══ Data in this exercise ══
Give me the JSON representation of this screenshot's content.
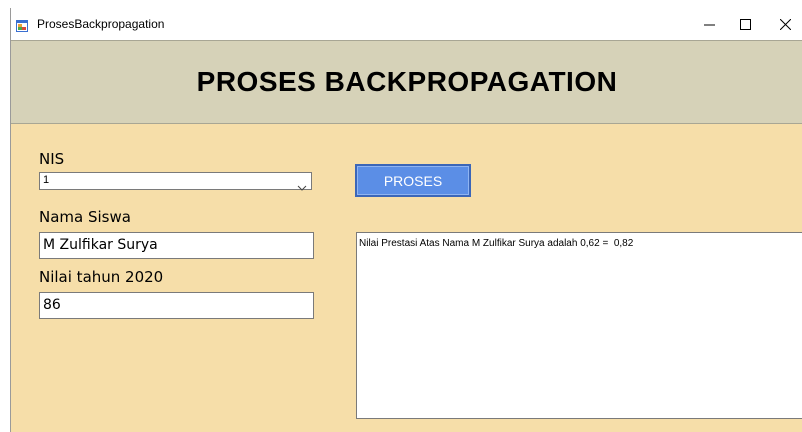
{
  "window": {
    "title": "ProsesBackpropagation",
    "minimize_glyph": "minimize-icon",
    "maximize_glyph": "maximize-icon",
    "close_glyph": "close-icon",
    "app_icon": "app-form-icon"
  },
  "header": {
    "title": "PROSES BACKPROPAGATION"
  },
  "form": {
    "nis_label": "NIS",
    "nis_value": "1",
    "nama_label": "Nama Siswa",
    "nama_value": "M Zulfikar Surya",
    "nilai_label": "Nilai tahun 2020",
    "nilai_value": "86",
    "proses_button": "PROSES",
    "output_text": "Nilai Prestasi Atas Nama M Zulfikar Surya adalah 0,62 =  0,82"
  },
  "colors": {
    "header_band": "#d6d2b8",
    "client_background": "#f6dea9",
    "button_fill": "#5b8ee6",
    "button_text": "#ffffff"
  }
}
═══
Task: Reply with one number: the count of lines in the entries that include the word "Surya".

Written reply: 2